Count every line in the data below where "value" occurs, then state that number and nothing more.

··· RECORDS SUPPLIED ···

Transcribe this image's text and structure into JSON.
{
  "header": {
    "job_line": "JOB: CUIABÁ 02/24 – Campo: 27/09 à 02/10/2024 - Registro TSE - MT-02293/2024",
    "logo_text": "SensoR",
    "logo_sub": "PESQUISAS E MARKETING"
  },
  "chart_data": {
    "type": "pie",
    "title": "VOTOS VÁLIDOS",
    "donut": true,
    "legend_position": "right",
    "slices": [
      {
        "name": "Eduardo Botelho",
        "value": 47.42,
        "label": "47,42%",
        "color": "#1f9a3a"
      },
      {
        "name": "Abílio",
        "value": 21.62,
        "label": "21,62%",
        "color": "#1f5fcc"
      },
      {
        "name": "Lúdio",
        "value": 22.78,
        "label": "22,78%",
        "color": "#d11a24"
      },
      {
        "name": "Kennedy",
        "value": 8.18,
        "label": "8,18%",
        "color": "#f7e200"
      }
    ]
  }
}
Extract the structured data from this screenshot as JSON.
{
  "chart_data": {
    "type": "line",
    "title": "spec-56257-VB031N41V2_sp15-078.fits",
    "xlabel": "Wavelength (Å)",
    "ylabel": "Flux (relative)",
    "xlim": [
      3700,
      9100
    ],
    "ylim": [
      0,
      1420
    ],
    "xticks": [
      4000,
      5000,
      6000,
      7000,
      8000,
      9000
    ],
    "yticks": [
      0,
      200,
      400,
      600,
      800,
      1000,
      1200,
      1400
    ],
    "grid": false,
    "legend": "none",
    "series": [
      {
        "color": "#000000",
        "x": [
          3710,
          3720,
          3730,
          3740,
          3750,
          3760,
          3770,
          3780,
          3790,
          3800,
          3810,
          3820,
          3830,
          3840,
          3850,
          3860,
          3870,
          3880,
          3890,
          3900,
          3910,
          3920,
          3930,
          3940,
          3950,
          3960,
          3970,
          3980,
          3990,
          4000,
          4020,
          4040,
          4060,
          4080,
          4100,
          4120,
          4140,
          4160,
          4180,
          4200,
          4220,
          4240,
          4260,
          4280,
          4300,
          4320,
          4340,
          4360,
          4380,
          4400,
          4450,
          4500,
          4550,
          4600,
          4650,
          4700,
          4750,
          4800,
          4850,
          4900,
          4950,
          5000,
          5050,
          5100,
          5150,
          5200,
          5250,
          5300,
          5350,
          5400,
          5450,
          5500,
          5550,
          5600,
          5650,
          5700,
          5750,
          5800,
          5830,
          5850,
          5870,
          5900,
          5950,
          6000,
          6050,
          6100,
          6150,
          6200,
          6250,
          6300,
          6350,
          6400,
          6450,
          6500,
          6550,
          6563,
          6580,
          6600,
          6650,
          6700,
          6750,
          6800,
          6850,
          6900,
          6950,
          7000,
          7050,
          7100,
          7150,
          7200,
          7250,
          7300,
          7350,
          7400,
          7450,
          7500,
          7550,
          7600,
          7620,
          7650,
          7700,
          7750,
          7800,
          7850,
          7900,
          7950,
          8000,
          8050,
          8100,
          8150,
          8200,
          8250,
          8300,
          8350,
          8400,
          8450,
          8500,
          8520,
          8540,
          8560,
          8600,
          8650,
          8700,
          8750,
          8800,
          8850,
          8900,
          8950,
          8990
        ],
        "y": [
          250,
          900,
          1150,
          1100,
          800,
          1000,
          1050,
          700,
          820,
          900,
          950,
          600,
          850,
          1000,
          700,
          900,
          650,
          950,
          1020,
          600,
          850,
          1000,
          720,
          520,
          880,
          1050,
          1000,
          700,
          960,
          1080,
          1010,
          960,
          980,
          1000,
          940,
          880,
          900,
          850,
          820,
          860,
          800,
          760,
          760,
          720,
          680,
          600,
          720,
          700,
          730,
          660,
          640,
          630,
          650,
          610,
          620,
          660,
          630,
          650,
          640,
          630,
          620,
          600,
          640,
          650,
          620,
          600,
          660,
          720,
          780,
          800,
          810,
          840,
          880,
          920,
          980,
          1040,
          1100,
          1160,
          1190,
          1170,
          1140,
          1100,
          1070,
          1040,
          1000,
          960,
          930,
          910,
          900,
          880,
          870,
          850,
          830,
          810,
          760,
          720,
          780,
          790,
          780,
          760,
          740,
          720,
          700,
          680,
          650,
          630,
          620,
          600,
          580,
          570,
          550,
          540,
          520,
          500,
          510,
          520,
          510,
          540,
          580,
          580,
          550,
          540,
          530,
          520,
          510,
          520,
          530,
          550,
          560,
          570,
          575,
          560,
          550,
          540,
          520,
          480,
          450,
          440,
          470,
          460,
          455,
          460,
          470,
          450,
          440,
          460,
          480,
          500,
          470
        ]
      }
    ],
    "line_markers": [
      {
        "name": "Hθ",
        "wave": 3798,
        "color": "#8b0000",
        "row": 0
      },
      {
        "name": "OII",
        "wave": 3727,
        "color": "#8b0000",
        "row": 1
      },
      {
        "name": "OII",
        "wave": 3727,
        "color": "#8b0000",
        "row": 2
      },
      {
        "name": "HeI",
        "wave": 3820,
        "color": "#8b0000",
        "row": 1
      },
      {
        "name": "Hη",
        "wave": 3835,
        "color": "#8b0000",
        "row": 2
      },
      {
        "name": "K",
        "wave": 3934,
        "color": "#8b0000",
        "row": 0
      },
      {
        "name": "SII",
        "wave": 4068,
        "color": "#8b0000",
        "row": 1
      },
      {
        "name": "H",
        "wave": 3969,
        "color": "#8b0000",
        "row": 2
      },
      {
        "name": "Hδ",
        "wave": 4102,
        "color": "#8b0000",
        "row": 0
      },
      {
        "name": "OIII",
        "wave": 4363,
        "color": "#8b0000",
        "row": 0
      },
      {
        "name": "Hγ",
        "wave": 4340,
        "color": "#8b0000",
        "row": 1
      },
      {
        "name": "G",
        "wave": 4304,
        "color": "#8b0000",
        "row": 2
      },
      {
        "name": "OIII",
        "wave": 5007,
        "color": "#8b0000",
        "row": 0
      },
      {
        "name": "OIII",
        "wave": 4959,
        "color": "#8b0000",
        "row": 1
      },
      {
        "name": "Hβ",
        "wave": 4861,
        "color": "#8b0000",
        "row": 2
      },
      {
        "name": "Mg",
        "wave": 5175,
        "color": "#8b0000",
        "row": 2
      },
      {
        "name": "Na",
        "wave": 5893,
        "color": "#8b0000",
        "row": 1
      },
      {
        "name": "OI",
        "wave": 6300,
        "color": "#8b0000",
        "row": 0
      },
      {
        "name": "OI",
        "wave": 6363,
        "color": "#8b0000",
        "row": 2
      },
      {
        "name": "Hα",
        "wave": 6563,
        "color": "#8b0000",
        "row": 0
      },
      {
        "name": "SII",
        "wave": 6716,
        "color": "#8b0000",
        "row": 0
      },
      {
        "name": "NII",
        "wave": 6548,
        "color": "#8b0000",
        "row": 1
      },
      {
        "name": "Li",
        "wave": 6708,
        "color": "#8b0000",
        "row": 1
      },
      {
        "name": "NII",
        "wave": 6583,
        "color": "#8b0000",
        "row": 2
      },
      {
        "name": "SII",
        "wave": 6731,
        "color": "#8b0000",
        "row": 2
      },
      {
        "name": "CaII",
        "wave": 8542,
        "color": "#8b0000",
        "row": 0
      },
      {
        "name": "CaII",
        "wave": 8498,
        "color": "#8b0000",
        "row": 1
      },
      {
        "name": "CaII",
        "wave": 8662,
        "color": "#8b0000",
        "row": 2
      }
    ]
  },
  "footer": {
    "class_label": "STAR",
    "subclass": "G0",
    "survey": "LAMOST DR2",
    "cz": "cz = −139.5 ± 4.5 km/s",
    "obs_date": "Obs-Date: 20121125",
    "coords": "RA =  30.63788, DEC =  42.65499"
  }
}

···

→ EXPECTED ANSWER
4